> _GIVEN PROBLEM_: Every record should be copied exactly, except that pictures are to be omitted.

=== EXTRACTED MATERIAL ===

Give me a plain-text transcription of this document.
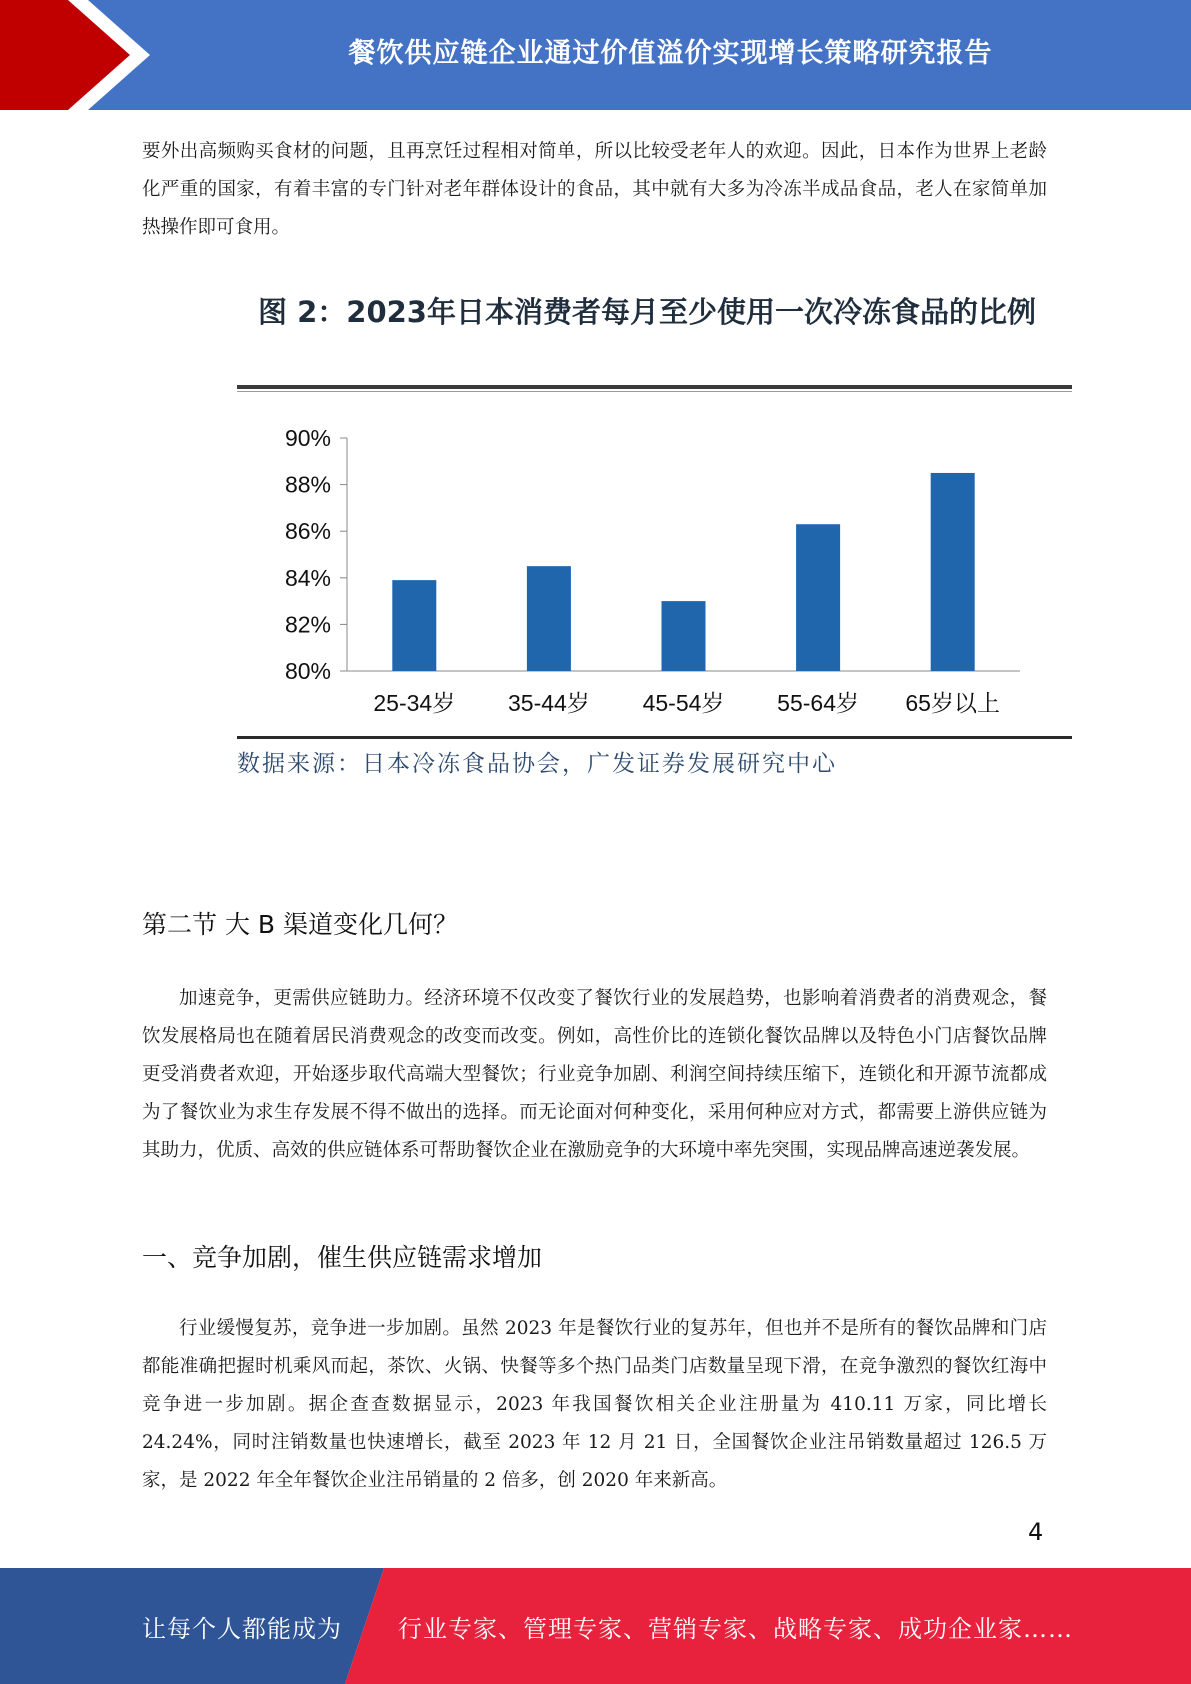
餐饮供应链企业通过价值溢价实现增长策略研究报告
要外出高频购买食材的问题，且再烹饪过程相对简单，所以比较受老年人的欢迎。因此，日本作为世界上老龄化严重的国家，有着丰富的专门针对老年群体设计的食品，其中就有大多为冷冻半成品食品，老人在家简单加热操作即可食用。
图 2：2023年日本消费者每月至少使用一次冷冻食品的比例
80%
82%
84%
86%
88%
90%
25-34岁 35-44岁 45-54岁 55-64岁 65岁以上
数据来源：日本冷冻食品协会，广发证券发展研究中心
第二节 大 B 渠道变化几何？
加速竞争，更需供应链助力。经济环境不仅改变了餐饮行业的发展趋势，也影响着消费者的消费观念，餐饮发展格局也在随着居民消费观念的改变而改变。例如，高性价比的连锁化餐饮品牌以及特色小门店餐饮品牌更受消费者欢迎，开始逐步取代高端大型餐饮；行业竞争加剧、利润空间持续压缩下，连锁化和开源节流都成为了餐饮业为求生存发展不得不做出的选择。而无论面对何种变化，采用何种应对方式，都需要上游供应链为其助力，优质、高效的供应链体系可帮助餐饮企业在激励竞争的大环境中率先突围，实现品牌高速逆袭发展。
一、竞争加剧，催生供应链需求增加
行业缓慢复苏，竞争进一步加剧。虽然 2023 年是餐饮行业的复苏年，但也并不是所有的餐饮品牌和门店都能准确把握时机乘风而起，茶饮、火锅、快餐等多个热门品类门店数量呈现下滑，在竞争激烈的餐饮红海中竞争进一步加剧。据企查查数据显示，2023 年我国餐饮相关企业注册量为 410.11 万家，同比增长 24.24%，同时注销数量也快速增长，截至 2023 年 12 月 21 日，全国餐饮企业注吊销数量超过 126.5 万家，是 2022 年全年餐饮企业注吊销量的 2 倍多，创 2020 年来新高。
4
让每个人都能成为 行业专家、管理专家、营销专家、战略专家、成功企业家……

===

> _FULL ANSWER_:
Give me a plain-text transcription of this document.
餐饮供应链企业通过价值溢价实现增长策略研究报告
要外出高频购买食材的问题，且再烹饪过程相对简单，所以比较受老年人的欢迎。因此，日本作为世界上老龄化严重的国家，有着丰富的专门针对老年群体设计的食品，其中就有大多为冷冻半成品食品，老人在家简单加热操作即可食用。
图 2：2023年日本消费者每月至少使用一次冷冻食品的比例
80%
82%
84%
86%
88%
90%
25-34岁 35-44岁 45-54岁 55-64岁 65岁以上
数据来源：日本冷冻食品协会，广发证券发展研究中心
第二节 大 B 渠道变化几何？
加速竞争，更需供应链助力。经济环境不仅改变了餐饮行业的发展趋势，也影响着消费者的消费观念，餐饮发展格局也在随着居民消费观念的改变而改变。例如，高性价比的连锁化餐饮品牌以及特色小门店餐饮品牌更受消费者欢迎，开始逐步取代高端大型餐饮；行业竞争加剧、利润空间持续压缩下，连锁化和开源节流都成为了餐饮业为求生存发展不得不做出的选择。而无论面对何种变化，采用何种应对方式，都需要上游供应链为其助力，优质、高效的供应链体系可帮助餐饮企业在激励竞争的大环境中率先突围，实现品牌高速逆袭发展。
一、竞争加剧，催生供应链需求增加
行业缓慢复苏，竞争进一步加剧。虽然 2023 年是餐饮行业的复苏年，但也并不是所有的餐饮品牌和门店都能准确把握时机乘风而起，茶饮、火锅、快餐等多个热门品类门店数量呈现下滑，在竞争激烈的餐饮红海中竞争进一步加剧。据企查查数据显示，2023 年我国餐饮相关企业注册量为 410.11 万家，同比增长 24.24%，同时注销数量也快速增长，截至 2023 年 12 月 21 日，全国餐饮企业注吊销数量超过 126.5 万家，是 2022 年全年餐饮企业注吊销量的 2 倍多，创 2020 年来新高。
4
让每个人都能成为 行业专家、管理专家、营销专家、战略专家、成功企业家……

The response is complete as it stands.